RECORDS FOR PROCESSING:
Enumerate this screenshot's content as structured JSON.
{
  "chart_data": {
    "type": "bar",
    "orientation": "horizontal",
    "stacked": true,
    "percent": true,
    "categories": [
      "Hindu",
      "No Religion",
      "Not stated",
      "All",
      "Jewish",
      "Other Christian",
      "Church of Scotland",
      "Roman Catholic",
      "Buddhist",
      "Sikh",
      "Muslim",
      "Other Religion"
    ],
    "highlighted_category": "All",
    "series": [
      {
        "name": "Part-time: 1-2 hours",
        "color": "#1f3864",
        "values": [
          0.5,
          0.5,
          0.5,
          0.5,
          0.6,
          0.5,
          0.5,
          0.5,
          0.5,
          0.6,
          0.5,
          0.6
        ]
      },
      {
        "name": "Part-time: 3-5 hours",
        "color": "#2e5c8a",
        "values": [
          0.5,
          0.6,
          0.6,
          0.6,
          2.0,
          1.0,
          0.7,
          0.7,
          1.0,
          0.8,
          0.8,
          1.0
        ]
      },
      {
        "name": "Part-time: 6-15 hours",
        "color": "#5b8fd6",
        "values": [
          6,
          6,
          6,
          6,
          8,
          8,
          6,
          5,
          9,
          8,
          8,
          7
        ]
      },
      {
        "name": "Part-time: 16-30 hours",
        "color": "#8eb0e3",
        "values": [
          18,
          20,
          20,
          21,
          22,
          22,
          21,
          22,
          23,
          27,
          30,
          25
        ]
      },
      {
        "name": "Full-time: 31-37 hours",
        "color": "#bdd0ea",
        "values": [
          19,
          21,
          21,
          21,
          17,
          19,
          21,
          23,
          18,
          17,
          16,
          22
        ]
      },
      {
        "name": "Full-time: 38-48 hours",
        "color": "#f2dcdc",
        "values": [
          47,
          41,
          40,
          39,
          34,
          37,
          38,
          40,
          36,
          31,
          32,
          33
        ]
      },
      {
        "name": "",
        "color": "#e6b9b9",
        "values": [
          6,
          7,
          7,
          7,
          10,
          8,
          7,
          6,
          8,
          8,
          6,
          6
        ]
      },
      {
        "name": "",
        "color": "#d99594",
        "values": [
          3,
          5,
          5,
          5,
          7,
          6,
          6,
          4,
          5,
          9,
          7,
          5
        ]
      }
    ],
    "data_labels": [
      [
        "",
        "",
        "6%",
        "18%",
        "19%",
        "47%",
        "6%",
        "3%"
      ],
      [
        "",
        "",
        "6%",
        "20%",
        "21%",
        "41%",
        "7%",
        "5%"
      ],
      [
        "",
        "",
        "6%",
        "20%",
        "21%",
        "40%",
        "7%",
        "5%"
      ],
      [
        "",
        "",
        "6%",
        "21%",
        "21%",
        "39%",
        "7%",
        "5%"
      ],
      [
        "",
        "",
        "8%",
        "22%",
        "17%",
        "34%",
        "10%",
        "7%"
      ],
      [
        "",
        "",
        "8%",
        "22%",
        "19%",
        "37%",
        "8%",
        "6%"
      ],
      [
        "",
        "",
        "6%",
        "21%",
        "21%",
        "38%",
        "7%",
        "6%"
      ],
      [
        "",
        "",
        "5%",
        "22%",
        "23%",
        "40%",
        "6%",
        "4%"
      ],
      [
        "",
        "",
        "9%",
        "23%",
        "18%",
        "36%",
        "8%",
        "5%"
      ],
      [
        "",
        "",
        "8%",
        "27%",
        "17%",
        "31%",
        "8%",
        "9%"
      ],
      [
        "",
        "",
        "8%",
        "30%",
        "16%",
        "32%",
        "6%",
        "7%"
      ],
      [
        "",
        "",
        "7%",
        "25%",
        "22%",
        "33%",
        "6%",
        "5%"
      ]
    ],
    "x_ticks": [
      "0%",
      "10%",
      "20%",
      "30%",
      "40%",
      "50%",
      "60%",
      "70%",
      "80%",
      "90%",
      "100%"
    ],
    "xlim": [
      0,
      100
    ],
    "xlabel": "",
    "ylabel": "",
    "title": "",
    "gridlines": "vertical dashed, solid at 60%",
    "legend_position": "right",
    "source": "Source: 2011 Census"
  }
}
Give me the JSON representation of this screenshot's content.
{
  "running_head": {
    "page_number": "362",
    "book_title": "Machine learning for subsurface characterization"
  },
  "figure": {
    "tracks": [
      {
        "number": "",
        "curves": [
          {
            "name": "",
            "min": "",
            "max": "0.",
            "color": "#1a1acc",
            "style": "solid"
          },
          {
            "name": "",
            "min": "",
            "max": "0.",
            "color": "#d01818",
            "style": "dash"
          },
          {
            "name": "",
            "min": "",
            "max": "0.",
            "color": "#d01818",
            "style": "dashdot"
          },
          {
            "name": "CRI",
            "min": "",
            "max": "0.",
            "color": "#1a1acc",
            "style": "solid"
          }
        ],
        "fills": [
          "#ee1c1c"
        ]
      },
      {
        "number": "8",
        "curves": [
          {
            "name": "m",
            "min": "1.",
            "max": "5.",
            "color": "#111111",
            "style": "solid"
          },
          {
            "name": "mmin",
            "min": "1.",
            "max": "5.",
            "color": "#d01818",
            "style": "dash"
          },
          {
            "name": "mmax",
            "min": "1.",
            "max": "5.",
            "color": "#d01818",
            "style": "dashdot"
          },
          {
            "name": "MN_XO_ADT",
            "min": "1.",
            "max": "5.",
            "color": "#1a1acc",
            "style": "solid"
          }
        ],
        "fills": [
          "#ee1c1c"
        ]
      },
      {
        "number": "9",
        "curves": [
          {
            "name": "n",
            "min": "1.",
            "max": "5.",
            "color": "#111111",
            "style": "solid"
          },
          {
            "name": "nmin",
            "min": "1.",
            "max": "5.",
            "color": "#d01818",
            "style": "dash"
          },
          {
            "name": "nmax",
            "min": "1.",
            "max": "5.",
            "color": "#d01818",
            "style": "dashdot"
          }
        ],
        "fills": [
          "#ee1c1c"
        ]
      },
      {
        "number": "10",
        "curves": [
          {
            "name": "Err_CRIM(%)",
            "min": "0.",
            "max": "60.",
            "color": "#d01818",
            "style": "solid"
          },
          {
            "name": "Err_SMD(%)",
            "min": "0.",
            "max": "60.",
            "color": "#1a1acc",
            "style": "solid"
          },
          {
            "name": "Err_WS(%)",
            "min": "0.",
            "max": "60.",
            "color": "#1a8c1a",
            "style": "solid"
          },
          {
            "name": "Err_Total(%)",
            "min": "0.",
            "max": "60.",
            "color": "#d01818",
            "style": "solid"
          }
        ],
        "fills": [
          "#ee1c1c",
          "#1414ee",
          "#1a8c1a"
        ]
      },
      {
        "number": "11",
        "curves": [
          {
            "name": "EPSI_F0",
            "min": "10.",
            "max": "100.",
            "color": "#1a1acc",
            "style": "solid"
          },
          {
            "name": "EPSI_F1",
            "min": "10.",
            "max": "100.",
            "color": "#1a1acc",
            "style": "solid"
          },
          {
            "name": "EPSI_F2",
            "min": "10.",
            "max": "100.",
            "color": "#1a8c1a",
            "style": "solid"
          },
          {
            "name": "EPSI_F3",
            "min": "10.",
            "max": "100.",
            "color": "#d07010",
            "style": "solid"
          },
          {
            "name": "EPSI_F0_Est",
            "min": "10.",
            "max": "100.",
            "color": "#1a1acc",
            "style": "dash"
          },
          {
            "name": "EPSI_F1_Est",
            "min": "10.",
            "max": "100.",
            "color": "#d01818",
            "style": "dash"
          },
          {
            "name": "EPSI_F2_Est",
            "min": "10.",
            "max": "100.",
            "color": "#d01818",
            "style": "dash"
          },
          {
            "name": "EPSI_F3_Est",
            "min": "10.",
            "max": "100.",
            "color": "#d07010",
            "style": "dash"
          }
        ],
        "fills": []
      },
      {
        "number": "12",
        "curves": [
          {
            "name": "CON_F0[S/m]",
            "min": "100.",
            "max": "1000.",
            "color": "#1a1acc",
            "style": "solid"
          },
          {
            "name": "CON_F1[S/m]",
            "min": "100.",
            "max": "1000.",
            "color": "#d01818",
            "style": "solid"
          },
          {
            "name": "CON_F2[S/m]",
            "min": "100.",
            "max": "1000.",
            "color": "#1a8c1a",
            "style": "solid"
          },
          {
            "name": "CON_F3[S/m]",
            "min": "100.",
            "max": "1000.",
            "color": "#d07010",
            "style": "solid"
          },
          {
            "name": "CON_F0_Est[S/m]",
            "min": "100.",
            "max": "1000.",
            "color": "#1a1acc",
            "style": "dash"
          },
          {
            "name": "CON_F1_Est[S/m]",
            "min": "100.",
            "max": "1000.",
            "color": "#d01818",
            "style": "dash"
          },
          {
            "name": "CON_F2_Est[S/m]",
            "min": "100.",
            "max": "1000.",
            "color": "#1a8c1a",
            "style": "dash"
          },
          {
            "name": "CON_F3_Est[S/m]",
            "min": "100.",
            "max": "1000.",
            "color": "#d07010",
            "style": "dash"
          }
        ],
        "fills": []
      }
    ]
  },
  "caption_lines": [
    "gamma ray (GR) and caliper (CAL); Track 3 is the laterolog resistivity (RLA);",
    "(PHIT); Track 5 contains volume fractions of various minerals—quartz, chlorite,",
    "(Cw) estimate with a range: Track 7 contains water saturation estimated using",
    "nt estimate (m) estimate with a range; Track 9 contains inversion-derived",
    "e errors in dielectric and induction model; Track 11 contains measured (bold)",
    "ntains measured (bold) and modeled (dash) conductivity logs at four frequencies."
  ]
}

TASK DIRECTIONS: Across all the entries, count the lines that contain the word "JSON" and give the number by itself.

ANSWER: 2